> Required work: Extract each line bearing the word "ИНДУСТРИАЛЬНЫЙ".

> Materials provided:
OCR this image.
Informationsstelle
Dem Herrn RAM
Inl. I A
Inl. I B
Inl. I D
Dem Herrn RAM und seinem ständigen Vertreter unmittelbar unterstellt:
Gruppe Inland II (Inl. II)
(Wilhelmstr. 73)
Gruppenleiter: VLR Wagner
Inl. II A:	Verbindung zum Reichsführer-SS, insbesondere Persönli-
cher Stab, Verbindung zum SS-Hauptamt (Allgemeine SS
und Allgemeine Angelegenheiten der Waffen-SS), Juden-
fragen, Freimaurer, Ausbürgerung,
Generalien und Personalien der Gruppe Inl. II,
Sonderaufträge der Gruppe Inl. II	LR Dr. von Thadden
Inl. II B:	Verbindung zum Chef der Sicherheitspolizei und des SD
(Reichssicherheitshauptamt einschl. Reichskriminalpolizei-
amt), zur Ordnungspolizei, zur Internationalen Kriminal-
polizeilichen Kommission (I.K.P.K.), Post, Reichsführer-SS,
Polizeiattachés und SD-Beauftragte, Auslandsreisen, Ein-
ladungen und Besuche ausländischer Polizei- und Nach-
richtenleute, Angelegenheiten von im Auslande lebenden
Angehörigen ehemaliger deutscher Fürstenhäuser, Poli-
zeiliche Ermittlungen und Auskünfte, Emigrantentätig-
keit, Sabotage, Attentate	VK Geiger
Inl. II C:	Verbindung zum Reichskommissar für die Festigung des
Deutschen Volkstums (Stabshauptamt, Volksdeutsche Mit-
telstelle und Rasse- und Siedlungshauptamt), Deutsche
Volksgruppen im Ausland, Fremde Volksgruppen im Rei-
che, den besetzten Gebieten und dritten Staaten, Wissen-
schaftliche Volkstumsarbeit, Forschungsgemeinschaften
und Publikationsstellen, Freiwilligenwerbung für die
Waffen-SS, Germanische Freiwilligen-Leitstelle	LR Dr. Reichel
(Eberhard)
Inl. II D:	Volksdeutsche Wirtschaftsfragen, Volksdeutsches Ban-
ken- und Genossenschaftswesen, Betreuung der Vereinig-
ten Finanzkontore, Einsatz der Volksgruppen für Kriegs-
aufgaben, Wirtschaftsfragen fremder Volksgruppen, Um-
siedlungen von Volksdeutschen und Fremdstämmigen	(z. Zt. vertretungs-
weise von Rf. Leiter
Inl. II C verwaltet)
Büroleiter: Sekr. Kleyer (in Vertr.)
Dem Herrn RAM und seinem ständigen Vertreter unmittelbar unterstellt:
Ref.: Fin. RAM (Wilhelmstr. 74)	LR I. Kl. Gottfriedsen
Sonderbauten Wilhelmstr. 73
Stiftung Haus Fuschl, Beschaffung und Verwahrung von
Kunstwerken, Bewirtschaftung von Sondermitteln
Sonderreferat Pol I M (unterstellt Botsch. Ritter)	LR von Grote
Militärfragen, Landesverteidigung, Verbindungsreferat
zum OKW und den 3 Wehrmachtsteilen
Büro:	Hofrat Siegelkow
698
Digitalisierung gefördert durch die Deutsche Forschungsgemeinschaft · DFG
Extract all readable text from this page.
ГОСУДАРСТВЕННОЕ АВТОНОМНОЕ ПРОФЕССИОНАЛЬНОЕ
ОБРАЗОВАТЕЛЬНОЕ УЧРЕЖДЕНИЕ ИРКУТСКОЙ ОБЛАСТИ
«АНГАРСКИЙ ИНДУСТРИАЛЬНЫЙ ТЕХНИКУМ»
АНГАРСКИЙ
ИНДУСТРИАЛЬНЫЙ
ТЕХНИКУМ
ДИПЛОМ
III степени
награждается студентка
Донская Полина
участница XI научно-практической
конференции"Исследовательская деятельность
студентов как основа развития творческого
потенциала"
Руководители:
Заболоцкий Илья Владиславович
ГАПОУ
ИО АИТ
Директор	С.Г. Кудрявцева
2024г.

> Task answer:
«АНГАРСКИЙ ИНДУСТРИАЛЬНЫЙ ТЕХНИКУМ»
ИНДУСТРИАЛЬНЫЙ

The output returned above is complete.